■ Excerpt
1. Investigate the interaction between cover crops and soil health indicators (bulk density, soil pH, soil organic carbon, soil water content, soil water infiltration) on in situ measured soil thermal properties (thermal conductivity, volume-specific heat capacity, thermal diffusivity) (farmers will be involved with sensor installation and soil sample collection). Learning Outcome: participating farmers learn the philosophies behind soil sample collection for scientific and agronomic purposes and the mechanisms through which cover crops may help buffer against extreme soil temperature change. Action Outcome: Growers increase cover crop use to improve soil health and buffer against extreme soil temperature change,
2. Assess the role of cover crops and in situ measured soil thermal properties on microbial (gram (+) bacteria, gram (-) bacteria, arbuscular mycorrhizae, actinomycetes, rhizobia, and protozoa) population and activity and on greenhouse gas (CO₂, CH₄, N₂O) emissions with the help of farmers. Learning Outcome: 7 researchers, farmers and educators learn to optimize microbial activity and reduce greenhouse gas emissions through cover crop usage. Action Outcome: Researchers and educators develop guidelines on incorporating cover crops for reduced greenhouse gas emissions,
3. Evaluate the interaction between cover crops, soil thermal properties, microbial activity and crop yield (farmers will be trained on the use of UAS for yield monitoring). Learning Outcome: 20 farmers learn to use UAS for crop yield monitoring. Action Outcome: 10 farmers integrate technology for yield monitoring.

■ Listed records

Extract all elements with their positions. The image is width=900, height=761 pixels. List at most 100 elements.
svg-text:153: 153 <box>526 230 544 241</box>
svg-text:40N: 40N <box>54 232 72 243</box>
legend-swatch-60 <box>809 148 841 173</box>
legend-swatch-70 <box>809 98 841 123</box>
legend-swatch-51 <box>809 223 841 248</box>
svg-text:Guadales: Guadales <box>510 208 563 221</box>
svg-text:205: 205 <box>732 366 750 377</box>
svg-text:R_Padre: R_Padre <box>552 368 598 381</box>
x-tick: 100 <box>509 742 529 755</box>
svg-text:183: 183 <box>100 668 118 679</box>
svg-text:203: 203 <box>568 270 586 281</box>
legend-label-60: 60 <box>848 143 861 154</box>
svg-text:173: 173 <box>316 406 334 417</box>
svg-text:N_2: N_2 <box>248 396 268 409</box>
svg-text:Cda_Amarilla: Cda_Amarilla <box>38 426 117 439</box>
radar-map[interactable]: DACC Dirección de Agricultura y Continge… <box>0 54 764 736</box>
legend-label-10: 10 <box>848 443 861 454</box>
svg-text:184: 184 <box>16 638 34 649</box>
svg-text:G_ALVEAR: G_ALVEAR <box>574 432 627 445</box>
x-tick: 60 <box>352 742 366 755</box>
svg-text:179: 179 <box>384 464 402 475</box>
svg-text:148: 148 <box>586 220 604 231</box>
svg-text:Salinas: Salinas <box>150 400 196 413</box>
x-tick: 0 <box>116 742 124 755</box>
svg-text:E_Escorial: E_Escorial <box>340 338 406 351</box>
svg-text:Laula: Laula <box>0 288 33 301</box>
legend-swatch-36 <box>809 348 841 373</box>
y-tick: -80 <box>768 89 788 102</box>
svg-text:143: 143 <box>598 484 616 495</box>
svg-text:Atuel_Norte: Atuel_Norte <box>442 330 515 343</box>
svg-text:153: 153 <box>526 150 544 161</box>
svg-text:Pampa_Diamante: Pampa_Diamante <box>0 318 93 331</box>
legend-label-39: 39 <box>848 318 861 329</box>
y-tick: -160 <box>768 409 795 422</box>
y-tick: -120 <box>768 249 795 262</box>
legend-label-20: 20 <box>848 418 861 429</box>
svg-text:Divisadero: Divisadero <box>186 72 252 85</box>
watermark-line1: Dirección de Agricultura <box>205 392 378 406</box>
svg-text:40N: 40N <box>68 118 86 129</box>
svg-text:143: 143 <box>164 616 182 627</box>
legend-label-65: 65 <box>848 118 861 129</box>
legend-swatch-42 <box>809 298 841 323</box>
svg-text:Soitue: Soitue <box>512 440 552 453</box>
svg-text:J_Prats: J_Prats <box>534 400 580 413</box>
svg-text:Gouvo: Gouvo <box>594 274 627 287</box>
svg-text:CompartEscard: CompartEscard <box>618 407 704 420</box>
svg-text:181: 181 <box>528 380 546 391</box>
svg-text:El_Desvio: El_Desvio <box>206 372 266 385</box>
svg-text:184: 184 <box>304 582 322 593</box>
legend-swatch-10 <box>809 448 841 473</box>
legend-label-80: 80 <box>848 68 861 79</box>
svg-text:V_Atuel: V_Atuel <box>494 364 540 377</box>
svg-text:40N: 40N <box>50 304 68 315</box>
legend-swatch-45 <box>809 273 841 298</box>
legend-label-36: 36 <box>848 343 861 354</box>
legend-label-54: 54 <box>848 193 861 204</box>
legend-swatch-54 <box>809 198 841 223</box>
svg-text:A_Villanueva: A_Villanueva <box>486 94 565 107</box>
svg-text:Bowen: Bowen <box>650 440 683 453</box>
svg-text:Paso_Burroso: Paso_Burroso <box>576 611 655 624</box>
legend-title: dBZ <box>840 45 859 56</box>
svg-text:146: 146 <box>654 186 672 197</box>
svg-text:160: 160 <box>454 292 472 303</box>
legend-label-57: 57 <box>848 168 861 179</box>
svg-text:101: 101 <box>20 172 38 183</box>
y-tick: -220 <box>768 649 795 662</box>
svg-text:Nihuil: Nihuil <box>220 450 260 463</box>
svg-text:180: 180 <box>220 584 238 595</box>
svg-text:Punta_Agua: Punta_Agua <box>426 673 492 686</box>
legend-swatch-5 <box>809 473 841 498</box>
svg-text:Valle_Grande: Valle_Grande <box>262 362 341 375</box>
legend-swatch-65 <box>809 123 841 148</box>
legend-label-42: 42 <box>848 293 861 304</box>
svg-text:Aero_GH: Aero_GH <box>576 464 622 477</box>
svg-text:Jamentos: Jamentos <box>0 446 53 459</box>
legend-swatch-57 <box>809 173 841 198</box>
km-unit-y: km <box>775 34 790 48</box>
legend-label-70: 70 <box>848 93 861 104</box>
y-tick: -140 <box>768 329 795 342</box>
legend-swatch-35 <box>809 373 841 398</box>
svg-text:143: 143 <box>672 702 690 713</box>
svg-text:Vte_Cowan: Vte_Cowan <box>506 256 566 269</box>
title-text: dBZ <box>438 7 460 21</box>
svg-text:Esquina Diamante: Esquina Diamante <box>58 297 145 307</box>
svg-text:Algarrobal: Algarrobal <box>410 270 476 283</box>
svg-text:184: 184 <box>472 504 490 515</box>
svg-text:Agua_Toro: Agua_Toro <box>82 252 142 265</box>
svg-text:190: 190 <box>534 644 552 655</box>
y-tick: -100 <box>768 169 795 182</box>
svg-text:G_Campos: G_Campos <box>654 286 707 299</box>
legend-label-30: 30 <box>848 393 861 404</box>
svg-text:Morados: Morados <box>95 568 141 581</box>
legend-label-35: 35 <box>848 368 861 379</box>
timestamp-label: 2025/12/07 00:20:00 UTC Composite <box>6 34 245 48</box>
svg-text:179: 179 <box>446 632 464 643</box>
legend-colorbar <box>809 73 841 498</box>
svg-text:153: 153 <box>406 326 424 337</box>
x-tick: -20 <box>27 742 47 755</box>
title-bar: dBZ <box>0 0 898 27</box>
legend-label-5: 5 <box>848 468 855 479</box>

■ Brief 1
Say whether each statement agrees with the excerpt on cover crop research objectives. Answer yes or no and quote the words of the excerpt that decide it. (a) In the first objective, farmers help with sensor installation and soil sample collection. (b) The third objective expects 20 farmers to integrate technology for yield monitoring. (c) The greenhouse gases named in the second objective are CO₂, CH₄ and N₂O.
■ Brief 2
Carry on with the excerpt on cover crop research objectives by writing a fourth objective after the third. Use the same pattern: a numbered objective, then a Learning Outcome and an Action Outcome.

■ Answer 1
(a) Yes: "farmers will be involved with sensor installation and soil sample collection"
(b) No: "10 farmers integrate technology for yield monitoring"
(c) Yes: "greenhouse gas (CO₂, CH₄, N₂O) emissions"

■ Answer 2
4. Educate local producers on benefits of using cover crops to improve productivity and enhance cropping systems resilience. Disseminate research findings, with farmer input, through training and extension services. Learning outcome: 60 farmers in 3 states (Tennessee, Alabama, and Kentucky) learn to improve crop productivity through proper management of cover crops. Action Outcome: Educators organize farmer-led field days and distribute recommendations on climate-conscious cover cropping for improved productivity and environmental resilience.